WRITTEN INSTRUCTION
In the records below, work out how many lines hold the word "title". Report the number alone.

DATA SUPPLIED
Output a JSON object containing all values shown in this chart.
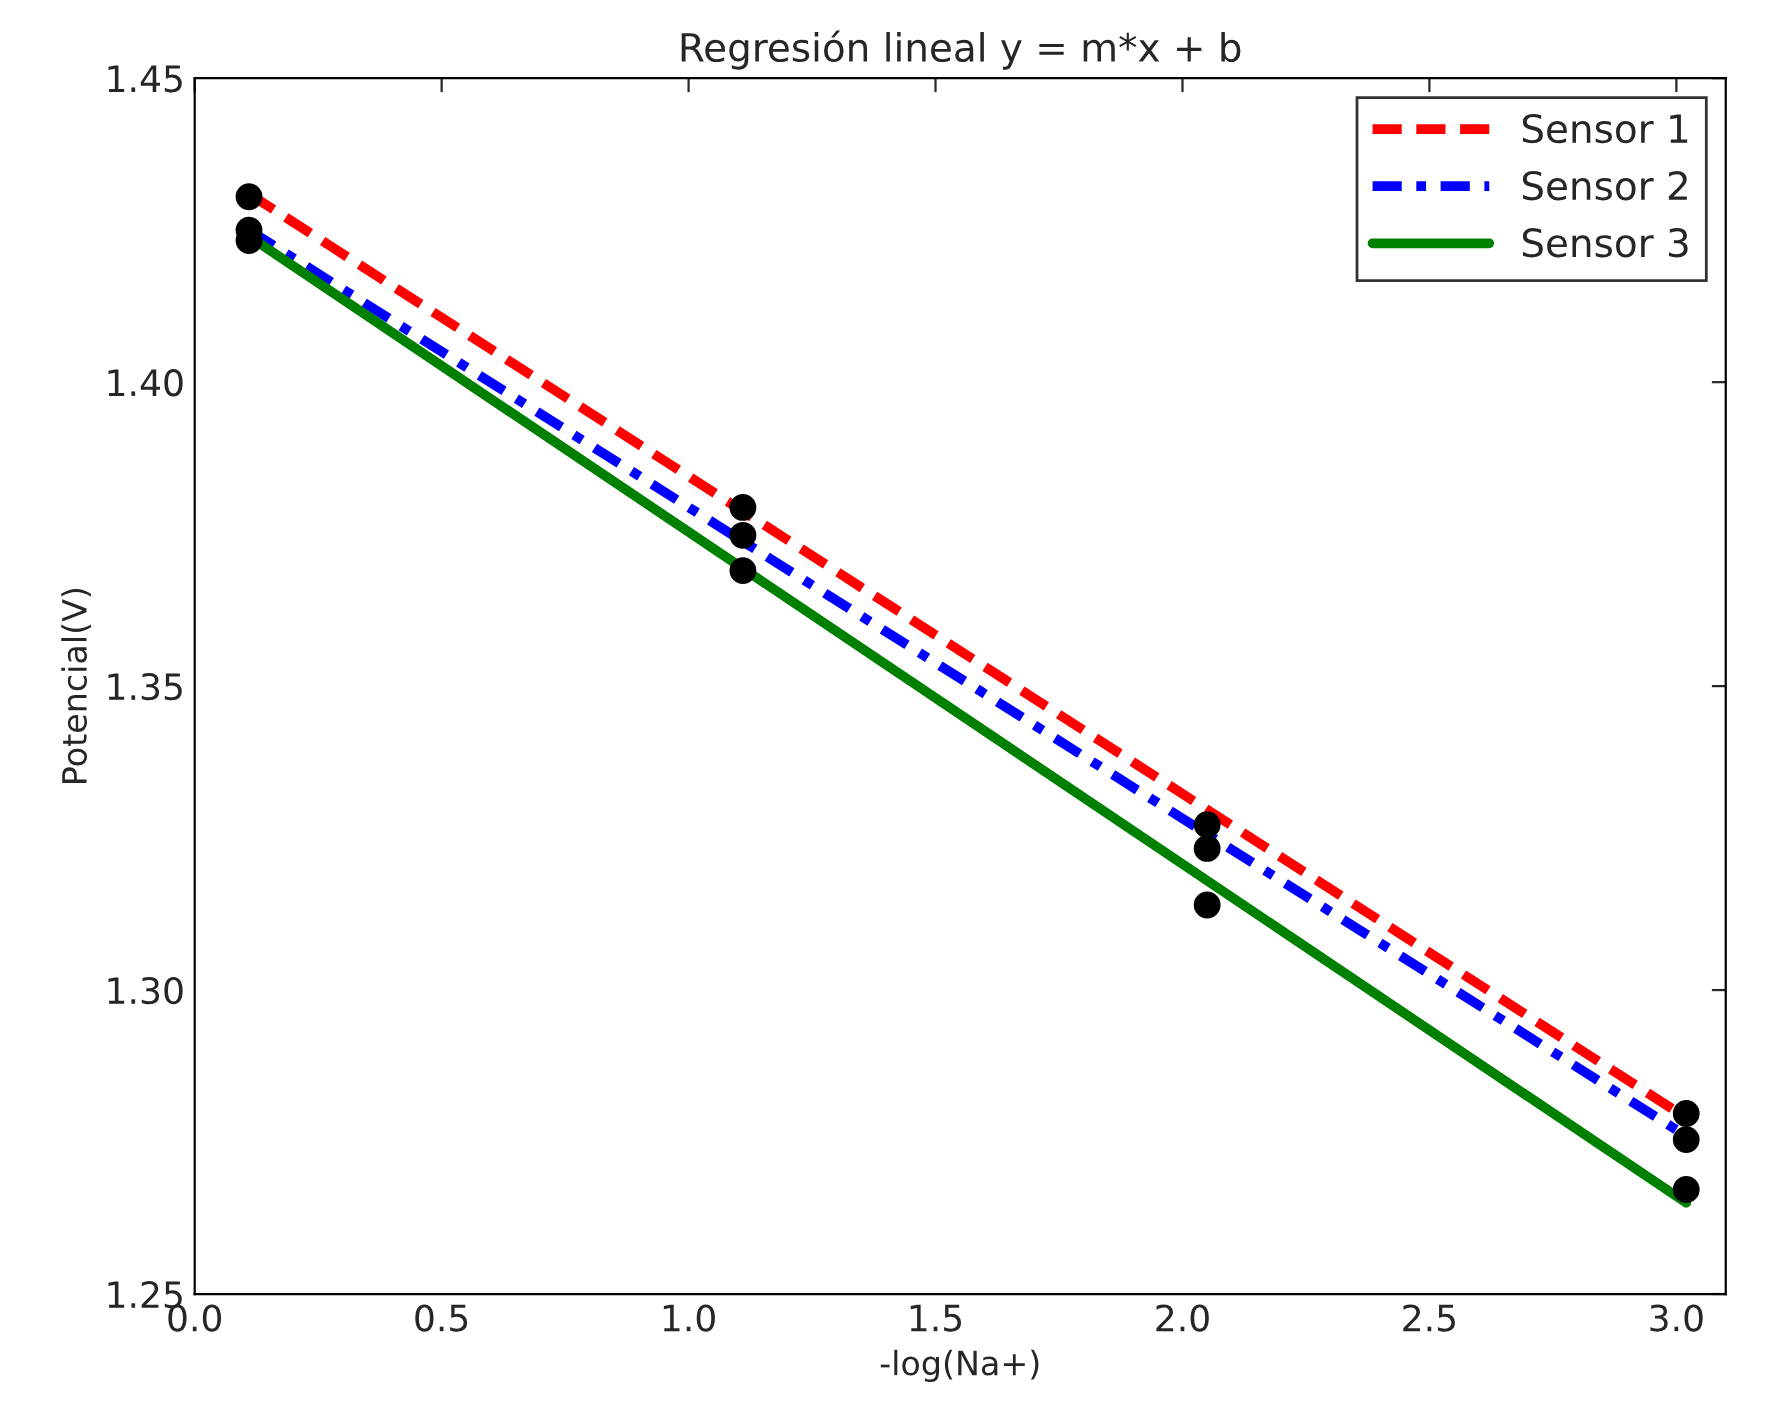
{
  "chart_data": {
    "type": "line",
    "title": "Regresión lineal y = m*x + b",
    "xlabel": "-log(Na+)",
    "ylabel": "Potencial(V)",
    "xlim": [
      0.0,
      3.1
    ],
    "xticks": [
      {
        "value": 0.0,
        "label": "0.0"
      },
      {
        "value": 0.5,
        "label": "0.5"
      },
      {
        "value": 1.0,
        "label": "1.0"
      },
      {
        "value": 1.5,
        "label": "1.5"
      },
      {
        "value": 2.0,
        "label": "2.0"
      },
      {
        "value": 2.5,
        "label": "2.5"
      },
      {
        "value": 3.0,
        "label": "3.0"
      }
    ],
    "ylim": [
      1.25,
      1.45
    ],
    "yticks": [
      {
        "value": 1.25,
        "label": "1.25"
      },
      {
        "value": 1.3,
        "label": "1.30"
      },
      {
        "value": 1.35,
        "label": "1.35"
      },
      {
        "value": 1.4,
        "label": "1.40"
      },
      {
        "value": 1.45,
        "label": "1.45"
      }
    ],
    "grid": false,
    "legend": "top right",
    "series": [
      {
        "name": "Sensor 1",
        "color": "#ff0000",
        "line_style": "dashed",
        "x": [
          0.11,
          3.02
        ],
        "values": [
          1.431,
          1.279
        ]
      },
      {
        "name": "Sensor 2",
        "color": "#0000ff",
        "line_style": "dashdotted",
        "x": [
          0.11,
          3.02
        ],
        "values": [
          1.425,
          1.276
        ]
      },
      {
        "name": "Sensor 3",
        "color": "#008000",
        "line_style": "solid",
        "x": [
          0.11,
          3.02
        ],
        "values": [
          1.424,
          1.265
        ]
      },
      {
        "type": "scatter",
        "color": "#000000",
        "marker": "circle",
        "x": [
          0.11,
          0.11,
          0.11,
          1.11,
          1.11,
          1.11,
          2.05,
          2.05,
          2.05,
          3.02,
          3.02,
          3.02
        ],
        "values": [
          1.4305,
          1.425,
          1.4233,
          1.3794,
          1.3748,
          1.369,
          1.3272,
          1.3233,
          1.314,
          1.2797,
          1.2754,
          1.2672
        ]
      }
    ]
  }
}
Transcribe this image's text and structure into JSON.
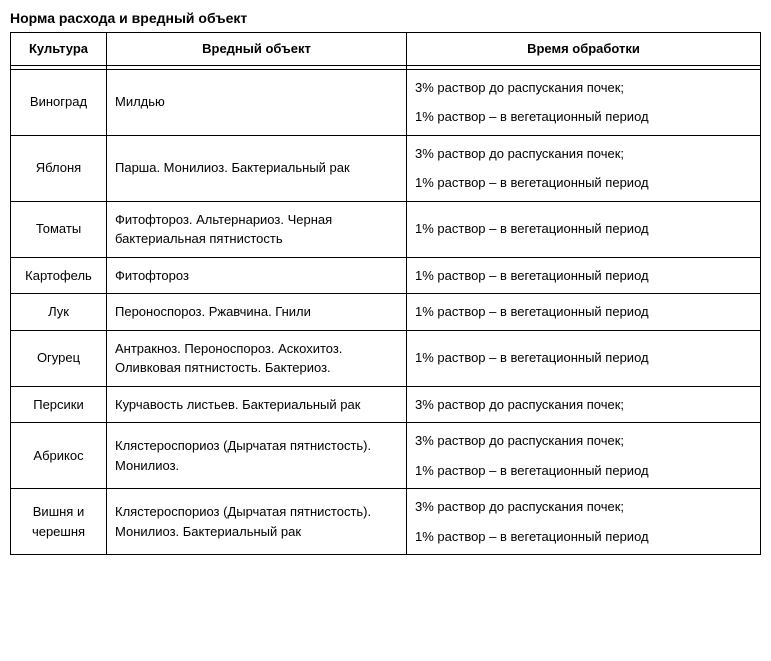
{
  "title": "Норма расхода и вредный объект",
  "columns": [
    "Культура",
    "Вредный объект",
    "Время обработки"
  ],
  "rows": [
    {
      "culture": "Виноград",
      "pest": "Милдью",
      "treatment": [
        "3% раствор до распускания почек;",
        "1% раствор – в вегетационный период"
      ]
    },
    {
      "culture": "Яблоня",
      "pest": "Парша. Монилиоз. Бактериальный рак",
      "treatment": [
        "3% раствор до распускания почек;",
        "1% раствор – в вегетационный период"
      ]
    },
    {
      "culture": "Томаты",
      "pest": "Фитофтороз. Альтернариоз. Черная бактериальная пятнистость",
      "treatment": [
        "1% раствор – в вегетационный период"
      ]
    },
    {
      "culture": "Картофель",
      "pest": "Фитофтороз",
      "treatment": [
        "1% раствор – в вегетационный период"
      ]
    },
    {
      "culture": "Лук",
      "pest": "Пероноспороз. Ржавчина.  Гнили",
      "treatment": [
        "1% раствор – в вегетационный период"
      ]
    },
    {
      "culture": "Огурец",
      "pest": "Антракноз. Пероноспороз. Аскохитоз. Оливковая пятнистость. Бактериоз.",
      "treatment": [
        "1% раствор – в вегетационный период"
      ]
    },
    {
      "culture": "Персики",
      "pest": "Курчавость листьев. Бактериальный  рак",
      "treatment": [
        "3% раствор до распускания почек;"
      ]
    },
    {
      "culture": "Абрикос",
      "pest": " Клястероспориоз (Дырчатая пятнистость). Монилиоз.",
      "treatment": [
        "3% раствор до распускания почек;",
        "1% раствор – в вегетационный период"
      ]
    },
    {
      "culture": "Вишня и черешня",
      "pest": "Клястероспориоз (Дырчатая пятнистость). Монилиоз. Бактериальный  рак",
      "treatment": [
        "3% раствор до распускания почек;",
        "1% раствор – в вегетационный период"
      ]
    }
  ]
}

ANSWER BELOW
2